● Aim of the task: Omit every picture while repeating the entries exactly.
─── Records for this exercise ───
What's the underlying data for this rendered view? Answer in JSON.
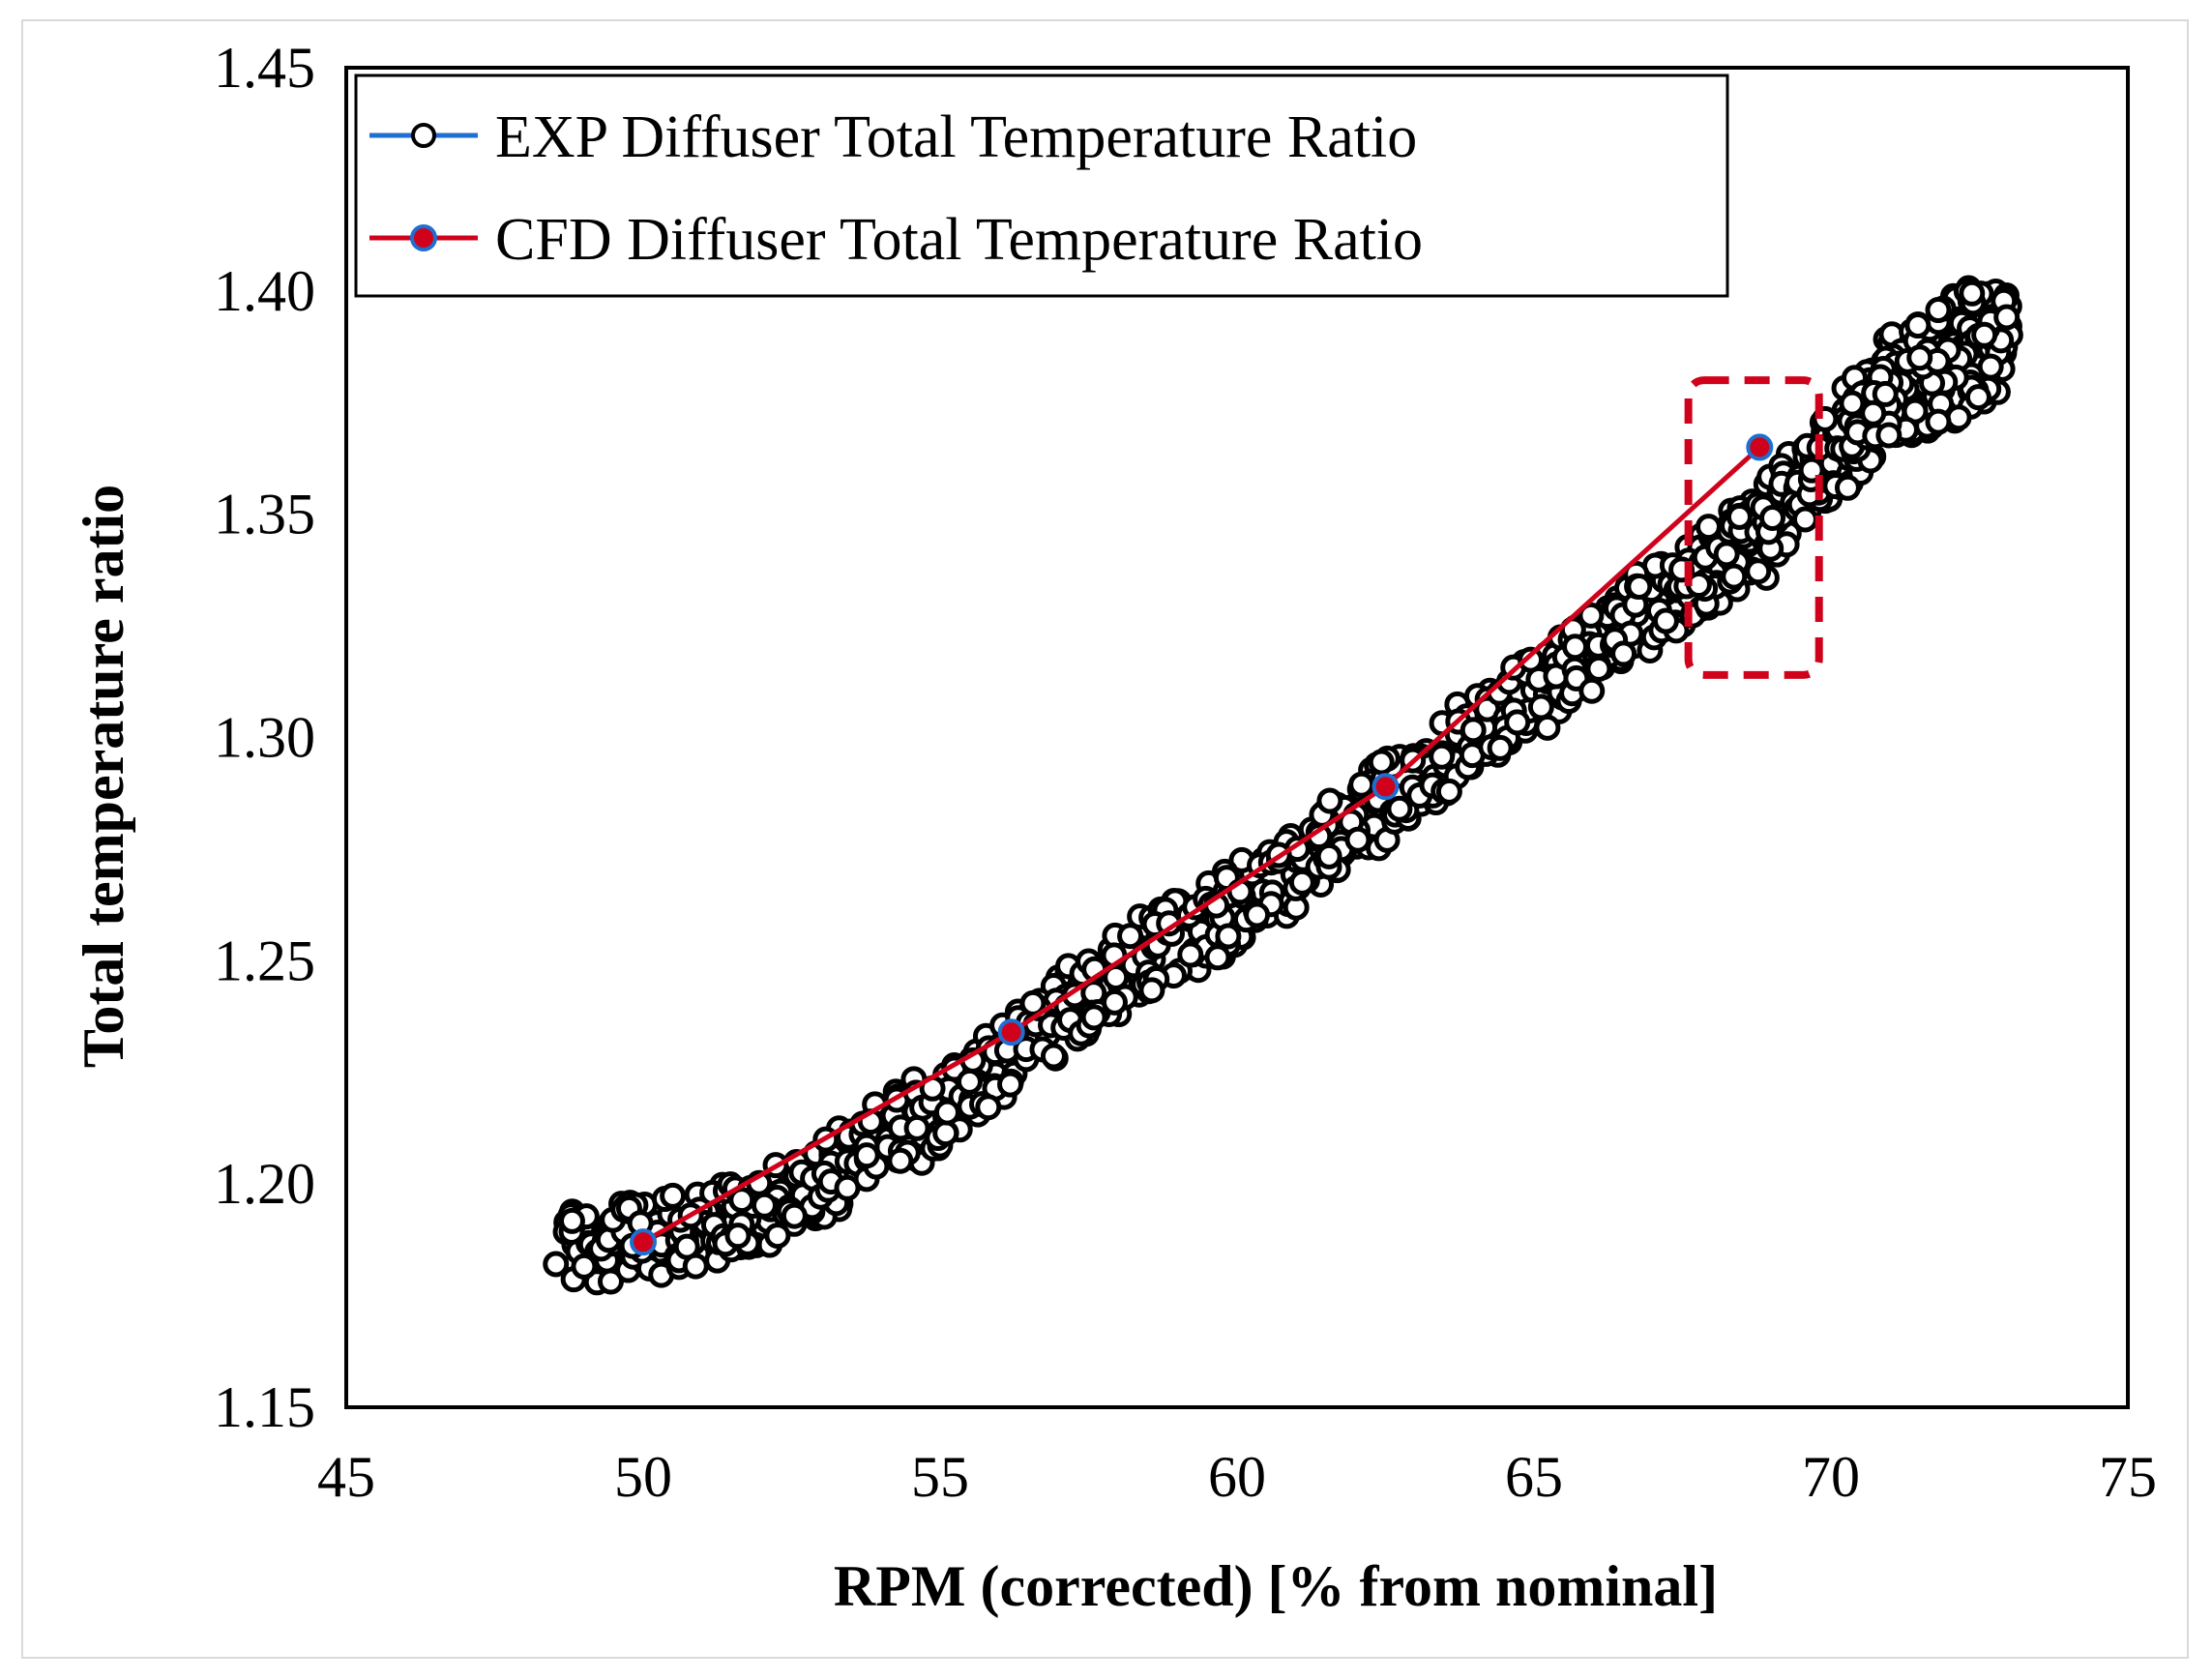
{
  "chart_data": {
    "type": "scatter",
    "title": "",
    "xlabel": "RPM (corrected) [% from nominal]",
    "ylabel": "Total temperature ratio",
    "xlim": [
      45,
      75
    ],
    "ylim": [
      1.15,
      1.45
    ],
    "xticks": [
      "45",
      "50",
      "55",
      "60",
      "65",
      "70",
      "75"
    ],
    "yticks": [
      "1.15",
      "1.20",
      "1.25",
      "1.30",
      "1.35",
      "1.40",
      "1.45"
    ],
    "grid": false,
    "legend_position": "top-left",
    "series": [
      {
        "name": "EXP Diffuser Total Temperature Ratio",
        "marker": "open-circle",
        "marker_color": "#000000",
        "legend_line_color": "#1f6fd1",
        "band_path": [
          [
            48.6,
            1.186
          ],
          [
            49.5,
            1.187
          ],
          [
            50.5,
            1.188
          ],
          [
            51.5,
            1.192
          ],
          [
            52.5,
            1.197
          ],
          [
            53.5,
            1.205
          ],
          [
            54.5,
            1.213
          ],
          [
            55.5,
            1.222
          ],
          [
            56.5,
            1.232
          ],
          [
            57.5,
            1.243
          ],
          [
            58.5,
            1.252
          ],
          [
            59.5,
            1.258
          ],
          [
            60.5,
            1.266
          ],
          [
            61.5,
            1.276
          ],
          [
            62.5,
            1.286
          ],
          [
            63.5,
            1.296
          ],
          [
            64.5,
            1.305
          ],
          [
            65.5,
            1.315
          ],
          [
            66.5,
            1.325
          ],
          [
            67.5,
            1.334
          ],
          [
            68.2,
            1.34
          ],
          [
            68.9,
            1.346
          ],
          [
            69.3,
            1.355
          ],
          [
            69.9,
            1.362
          ],
          [
            70.4,
            1.368
          ],
          [
            70.8,
            1.378
          ],
          [
            71.5,
            1.385
          ],
          [
            72.3,
            1.392
          ],
          [
            72.9,
            1.391
          ],
          [
            72.6,
            1.382
          ],
          [
            71.8,
            1.378
          ],
          [
            71.0,
            1.375
          ],
          [
            70.3,
            1.372
          ]
        ],
        "band_half_width": 0.009
      },
      {
        "name": "CFD Diffuser Total Temperature Ratio",
        "marker": "filled-circle",
        "marker_fill": "#d0021b",
        "marker_edge": "#1f6fd1",
        "line_color": "#d0021b",
        "x": [
          50.0,
          56.2,
          62.5,
          68.8
        ],
        "y": [
          1.187,
          1.234,
          1.289,
          1.365
        ]
      }
    ],
    "annotations": [
      {
        "type": "dashed-rectangle",
        "color": "#d0021b",
        "x_range": [
          67.6,
          69.8
        ],
        "y_range": [
          1.314,
          1.38
        ]
      }
    ]
  }
}
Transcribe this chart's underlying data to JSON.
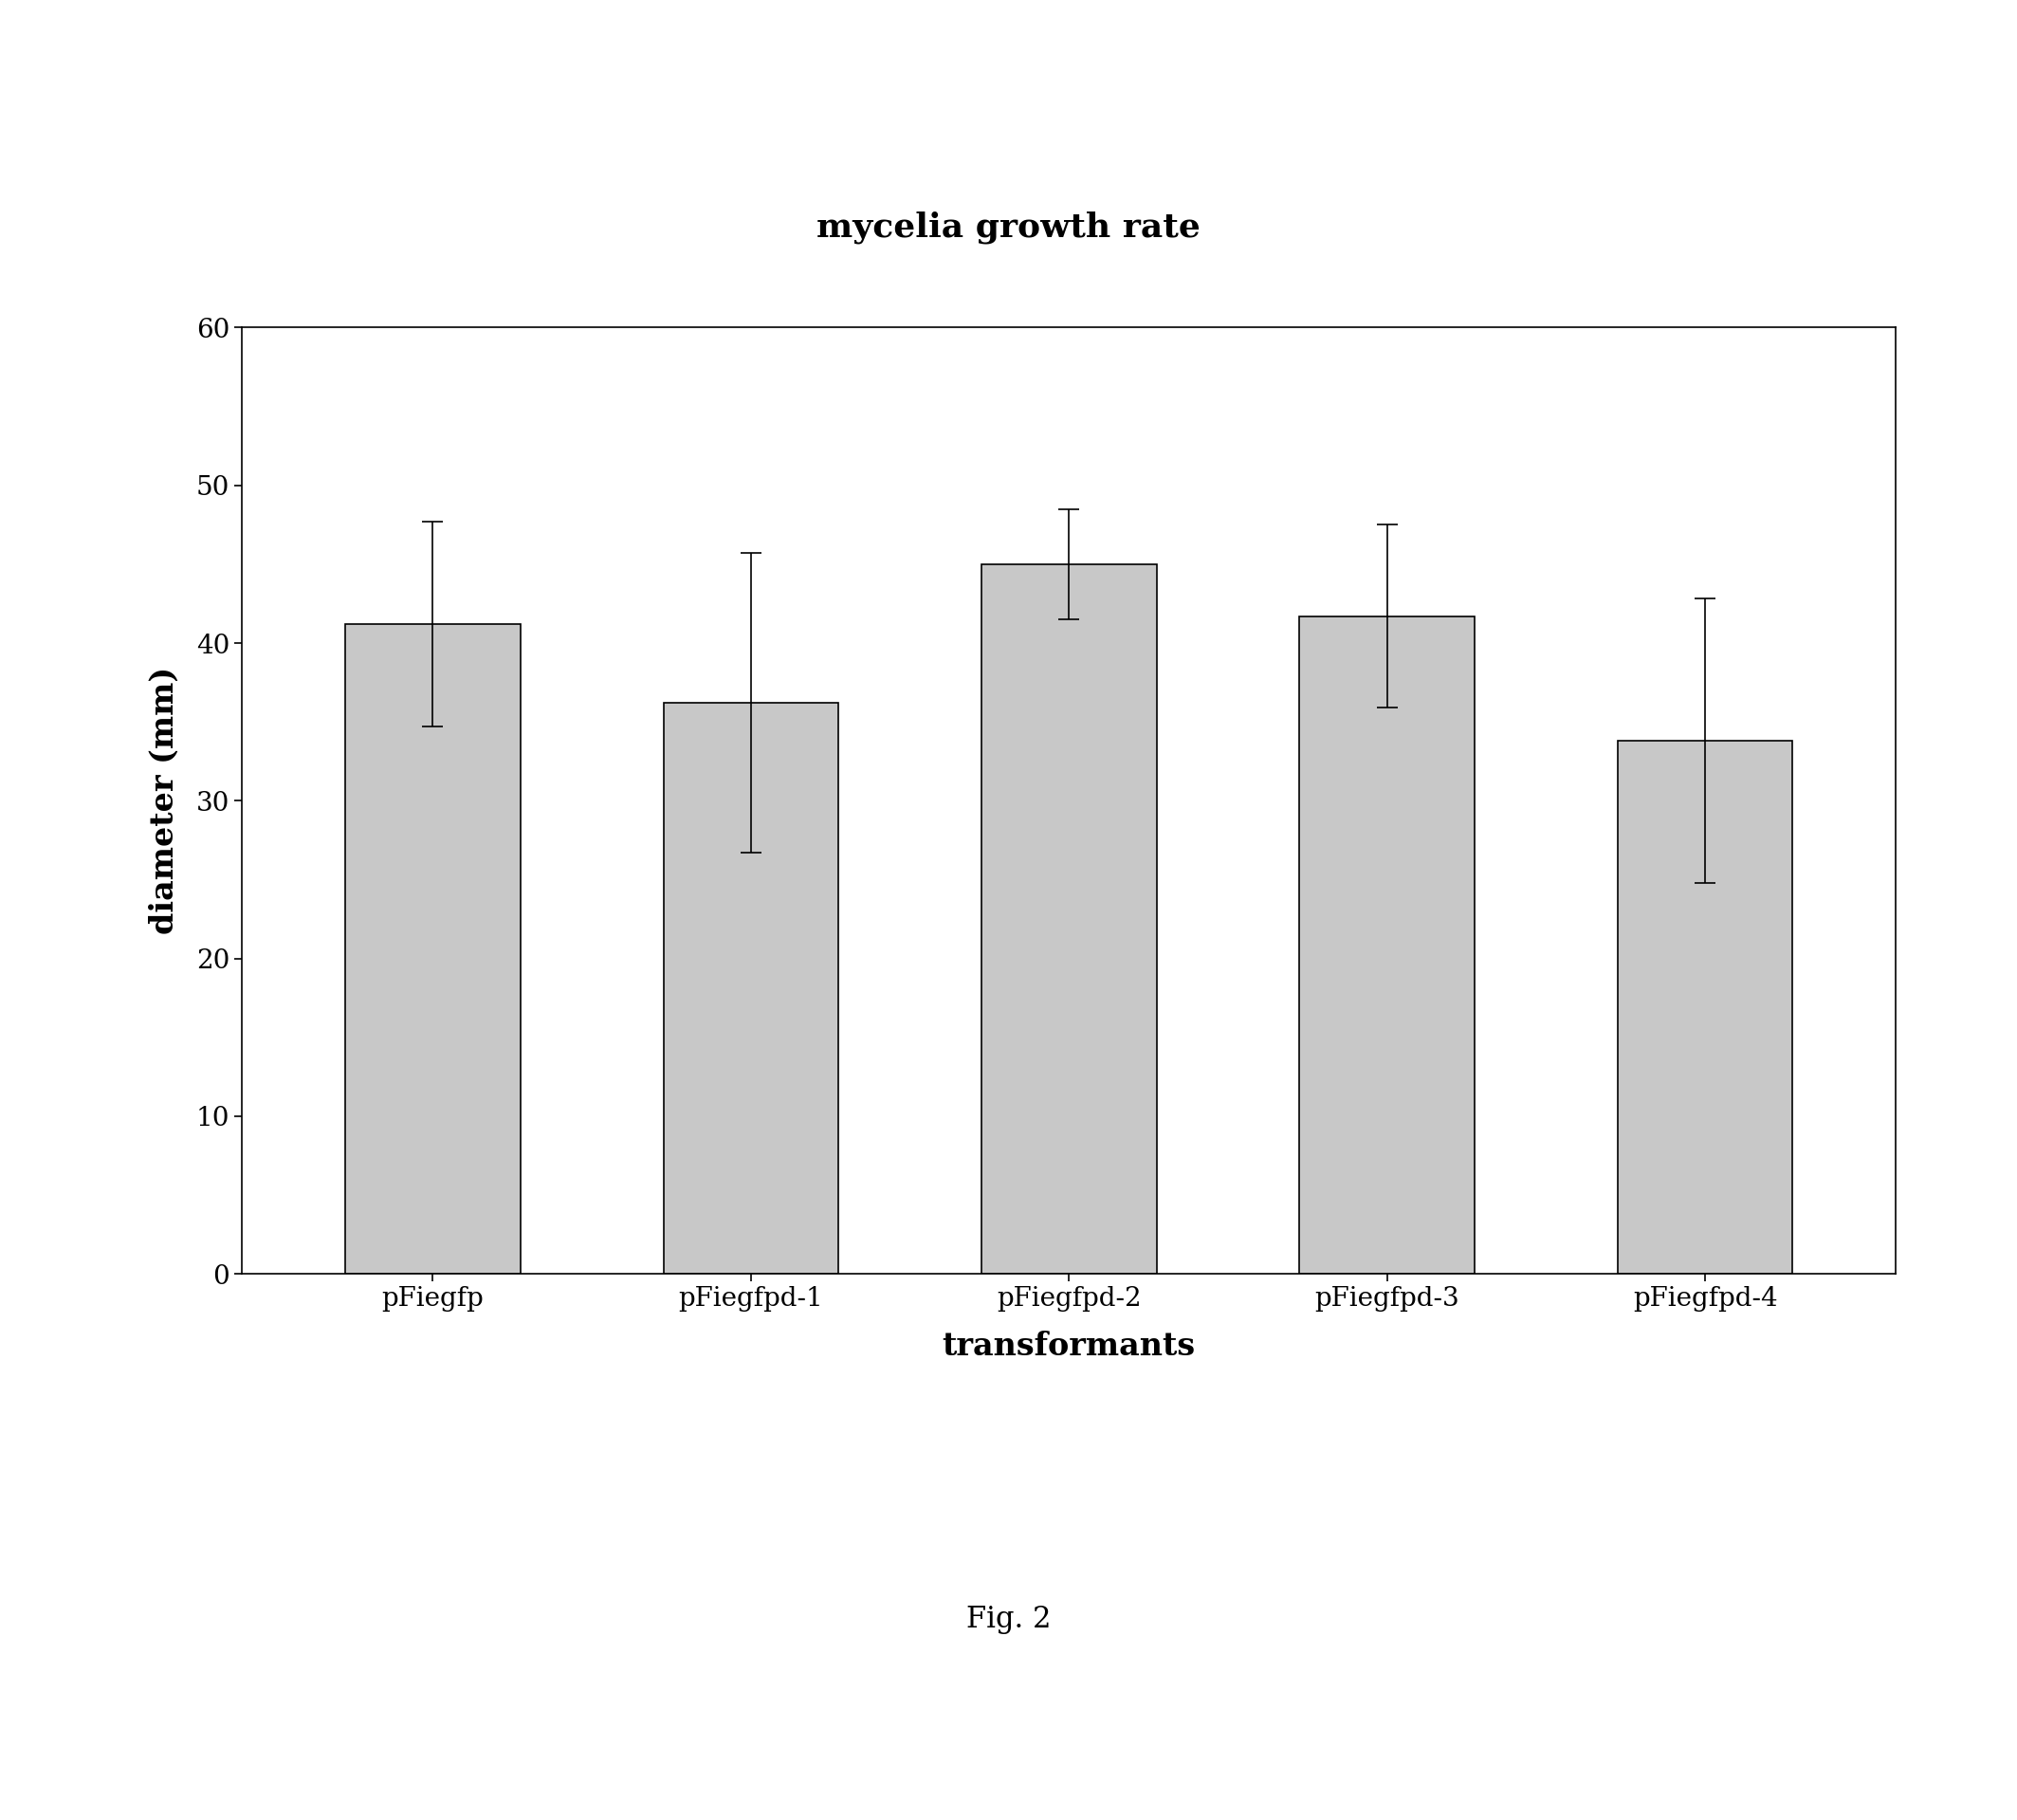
───
● Final result:
What's the underlying data for this rendered view? Answer in JSON.
{
  "chart_data": {
    "type": "scatter",
    "title": "",
    "xlabel": "RPM (corrected) [% from nominal]",
    "ylabel": "Total temperature ratio",
    "xlim": [
      45,
      75
    ],
    "ylim": [
      1.15,
      1.45
    ],
    "xticks": [
      "45",
      "50",
      "55",
      "60",
      "65",
      "70",
      "75"
    ],
    "yticks": [
      "1.15",
      "1.20",
      "1.25",
      "1.30",
      "1.35",
      "1.40",
      "1.45"
    ],
    "grid": false,
    "legend_position": "top-left",
    "series": [
      {
        "name": "EXP Diffuser Total Temperature Ratio",
        "marker": "open-circle",
        "marker_color": "#000000",
        "legend_line_color": "#1f6fd1",
        "band_path": [
          [
            48.6,
            1.186
          ],
          [
            49.5,
            1.187
          ],
          [
            50.5,
            1.188
          ],
          [
            51.5,
            1.192
          ],
          [
            52.5,
            1.197
          ],
          [
            53.5,
            1.205
          ],
          [
            54.5,
            1.213
          ],
          [
            55.5,
            1.222
          ],
          [
            56.5,
            1.232
          ],
          [
            57.5,
            1.243
          ],
          [
            58.5,
            1.252
          ],
          [
            59.5,
            1.258
          ],
          [
            60.5,
            1.266
          ],
          [
            61.5,
            1.276
          ],
          [
            62.5,
            1.286
          ],
          [
            63.5,
            1.296
          ],
          [
            64.5,
            1.305
          ],
          [
            65.5,
            1.315
          ],
          [
            66.5,
            1.325
          ],
          [
            67.5,
            1.334
          ],
          [
            68.2,
            1.34
          ],
          [
            68.9,
            1.346
          ],
          [
            69.3,
            1.355
          ],
          [
            69.9,
            1.362
          ],
          [
            70.4,
            1.368
          ],
          [
            70.8,
            1.378
          ],
          [
            71.5,
            1.385
          ],
          [
            72.3,
            1.392
          ],
          [
            72.9,
            1.391
          ],
          [
            72.6,
            1.382
          ],
          [
            71.8,
            1.378
          ],
          [
            71.0,
            1.375
          ],
          [
            70.3,
            1.372
          ]
        ],
        "band_half_width": 0.009
      },
      {
        "name": "CFD Diffuser Total Temperature Ratio",
        "marker": "filled-circle",
        "marker_fill": "#d0021b",
        "marker_edge": "#1f6fd1",
        "line_color": "#d0021b",
        "x": [
          50.0,
          56.2,
          62.5,
          68.8
        ],
        "y": [
          1.187,
          1.234,
          1.289,
          1.365
        ]
      }
    ],
    "annotations": [
      {
        "type": "dashed-rectangle",
        "color": "#d0021b",
        "x_range": [
          67.6,
          69.8
        ],
        "y_range": [
          1.314,
          1.38
        ]
      }
    ]
  }
}
Transcribe this chart's underlying data to JSON.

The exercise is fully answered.